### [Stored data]
== == ==

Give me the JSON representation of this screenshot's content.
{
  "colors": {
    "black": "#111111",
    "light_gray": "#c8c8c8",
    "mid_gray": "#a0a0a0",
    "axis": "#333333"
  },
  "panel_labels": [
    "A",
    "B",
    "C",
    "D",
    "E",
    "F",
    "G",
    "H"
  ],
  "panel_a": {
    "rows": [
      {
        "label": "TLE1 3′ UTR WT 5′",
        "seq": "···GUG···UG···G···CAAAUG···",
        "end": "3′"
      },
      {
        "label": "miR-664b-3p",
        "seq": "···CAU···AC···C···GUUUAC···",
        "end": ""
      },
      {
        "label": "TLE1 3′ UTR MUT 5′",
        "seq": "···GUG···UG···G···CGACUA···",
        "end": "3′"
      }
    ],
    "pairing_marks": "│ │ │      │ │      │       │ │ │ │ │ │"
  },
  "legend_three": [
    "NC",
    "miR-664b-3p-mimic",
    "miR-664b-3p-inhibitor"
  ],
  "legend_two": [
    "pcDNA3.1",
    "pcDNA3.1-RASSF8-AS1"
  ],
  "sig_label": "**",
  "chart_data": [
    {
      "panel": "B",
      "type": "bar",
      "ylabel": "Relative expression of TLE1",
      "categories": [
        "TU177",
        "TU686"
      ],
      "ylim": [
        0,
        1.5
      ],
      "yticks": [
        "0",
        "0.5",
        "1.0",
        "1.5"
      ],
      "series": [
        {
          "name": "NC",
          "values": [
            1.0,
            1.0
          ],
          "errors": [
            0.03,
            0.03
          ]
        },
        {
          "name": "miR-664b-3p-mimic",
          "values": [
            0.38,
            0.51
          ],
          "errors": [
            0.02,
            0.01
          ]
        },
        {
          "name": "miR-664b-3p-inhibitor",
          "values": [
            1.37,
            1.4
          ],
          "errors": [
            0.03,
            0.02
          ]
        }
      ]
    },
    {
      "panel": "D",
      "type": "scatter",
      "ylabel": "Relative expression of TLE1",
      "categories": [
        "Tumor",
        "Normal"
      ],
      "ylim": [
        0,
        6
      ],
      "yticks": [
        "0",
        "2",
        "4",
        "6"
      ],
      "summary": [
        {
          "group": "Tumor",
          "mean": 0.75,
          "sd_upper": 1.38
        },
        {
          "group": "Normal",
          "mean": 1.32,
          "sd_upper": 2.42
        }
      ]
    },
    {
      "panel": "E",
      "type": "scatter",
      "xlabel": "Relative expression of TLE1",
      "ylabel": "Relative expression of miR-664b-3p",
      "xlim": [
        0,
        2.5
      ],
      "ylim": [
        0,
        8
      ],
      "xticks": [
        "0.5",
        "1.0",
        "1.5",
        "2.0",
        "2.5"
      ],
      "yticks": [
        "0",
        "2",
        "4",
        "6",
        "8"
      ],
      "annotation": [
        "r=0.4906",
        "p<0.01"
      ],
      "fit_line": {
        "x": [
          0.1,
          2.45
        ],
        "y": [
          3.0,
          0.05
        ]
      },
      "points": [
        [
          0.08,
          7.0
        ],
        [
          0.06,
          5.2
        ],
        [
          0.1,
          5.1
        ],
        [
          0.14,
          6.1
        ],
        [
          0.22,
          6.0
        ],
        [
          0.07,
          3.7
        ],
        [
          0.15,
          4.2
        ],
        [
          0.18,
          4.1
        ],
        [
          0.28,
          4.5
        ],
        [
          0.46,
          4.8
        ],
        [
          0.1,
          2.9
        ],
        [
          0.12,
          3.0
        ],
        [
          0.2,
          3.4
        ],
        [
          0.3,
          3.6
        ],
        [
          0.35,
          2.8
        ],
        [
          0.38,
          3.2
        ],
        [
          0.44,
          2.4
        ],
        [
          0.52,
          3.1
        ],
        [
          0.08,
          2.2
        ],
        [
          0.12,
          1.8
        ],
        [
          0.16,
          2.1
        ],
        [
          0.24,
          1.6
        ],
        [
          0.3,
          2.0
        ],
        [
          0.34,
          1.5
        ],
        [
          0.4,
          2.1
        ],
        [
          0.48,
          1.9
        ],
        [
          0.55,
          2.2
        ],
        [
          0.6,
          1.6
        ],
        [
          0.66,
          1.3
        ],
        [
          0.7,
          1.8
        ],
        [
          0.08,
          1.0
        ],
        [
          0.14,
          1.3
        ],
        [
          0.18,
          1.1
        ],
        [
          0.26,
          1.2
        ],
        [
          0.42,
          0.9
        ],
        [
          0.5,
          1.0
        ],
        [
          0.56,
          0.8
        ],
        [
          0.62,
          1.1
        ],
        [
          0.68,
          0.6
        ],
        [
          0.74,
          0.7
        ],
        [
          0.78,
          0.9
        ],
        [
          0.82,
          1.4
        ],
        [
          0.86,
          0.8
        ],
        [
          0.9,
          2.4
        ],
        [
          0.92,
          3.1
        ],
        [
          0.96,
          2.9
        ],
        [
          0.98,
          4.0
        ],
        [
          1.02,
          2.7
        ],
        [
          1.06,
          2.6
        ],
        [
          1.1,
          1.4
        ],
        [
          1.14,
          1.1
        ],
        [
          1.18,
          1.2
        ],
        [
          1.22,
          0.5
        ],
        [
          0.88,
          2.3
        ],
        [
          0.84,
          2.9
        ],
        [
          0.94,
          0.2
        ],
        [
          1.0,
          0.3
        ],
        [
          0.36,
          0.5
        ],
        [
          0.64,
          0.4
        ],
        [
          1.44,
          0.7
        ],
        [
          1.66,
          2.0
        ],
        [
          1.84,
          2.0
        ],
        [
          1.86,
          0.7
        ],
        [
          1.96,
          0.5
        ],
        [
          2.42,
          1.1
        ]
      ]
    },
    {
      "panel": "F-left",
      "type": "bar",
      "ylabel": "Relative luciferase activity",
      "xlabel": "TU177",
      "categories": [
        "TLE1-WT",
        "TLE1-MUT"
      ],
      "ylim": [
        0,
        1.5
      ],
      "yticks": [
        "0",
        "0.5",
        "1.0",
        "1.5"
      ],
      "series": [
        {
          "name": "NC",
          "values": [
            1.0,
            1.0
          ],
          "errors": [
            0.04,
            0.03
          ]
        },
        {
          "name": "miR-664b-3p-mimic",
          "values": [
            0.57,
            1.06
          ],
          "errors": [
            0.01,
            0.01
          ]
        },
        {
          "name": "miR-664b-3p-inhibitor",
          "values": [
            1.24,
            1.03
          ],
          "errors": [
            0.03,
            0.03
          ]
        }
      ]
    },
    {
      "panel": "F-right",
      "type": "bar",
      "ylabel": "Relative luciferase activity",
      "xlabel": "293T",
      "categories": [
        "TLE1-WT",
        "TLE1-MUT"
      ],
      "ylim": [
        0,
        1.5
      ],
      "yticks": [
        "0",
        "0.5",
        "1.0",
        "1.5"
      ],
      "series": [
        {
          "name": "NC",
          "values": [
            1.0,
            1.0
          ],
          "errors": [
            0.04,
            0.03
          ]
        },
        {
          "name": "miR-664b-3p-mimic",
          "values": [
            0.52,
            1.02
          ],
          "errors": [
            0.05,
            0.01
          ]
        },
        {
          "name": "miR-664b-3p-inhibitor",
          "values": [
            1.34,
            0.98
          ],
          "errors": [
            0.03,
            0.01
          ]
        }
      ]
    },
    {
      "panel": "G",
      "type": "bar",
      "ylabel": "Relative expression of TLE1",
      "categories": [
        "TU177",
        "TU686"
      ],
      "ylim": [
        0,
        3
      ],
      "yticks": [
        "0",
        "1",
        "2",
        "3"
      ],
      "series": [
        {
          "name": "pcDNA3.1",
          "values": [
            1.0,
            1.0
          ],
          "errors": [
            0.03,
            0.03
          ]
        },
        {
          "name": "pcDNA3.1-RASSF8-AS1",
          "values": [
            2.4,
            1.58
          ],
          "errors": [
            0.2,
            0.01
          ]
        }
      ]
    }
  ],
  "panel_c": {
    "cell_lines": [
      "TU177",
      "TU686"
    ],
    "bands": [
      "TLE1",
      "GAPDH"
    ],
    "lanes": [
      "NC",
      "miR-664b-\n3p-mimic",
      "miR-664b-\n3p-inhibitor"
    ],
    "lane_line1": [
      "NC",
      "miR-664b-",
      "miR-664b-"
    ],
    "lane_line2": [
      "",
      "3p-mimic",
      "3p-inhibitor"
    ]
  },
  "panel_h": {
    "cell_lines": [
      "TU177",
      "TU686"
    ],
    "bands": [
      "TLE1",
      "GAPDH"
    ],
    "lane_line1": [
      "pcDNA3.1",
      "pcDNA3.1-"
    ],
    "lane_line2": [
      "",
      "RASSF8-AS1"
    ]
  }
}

== == ==

### [Work to complete]
Within the entries, find all lines holding "xlabel" and copy each one.

### [Task result]
      "xlabel": "Relative expression of TLE1",
      "xlabel": "TU177",
      "xlabel": "293T",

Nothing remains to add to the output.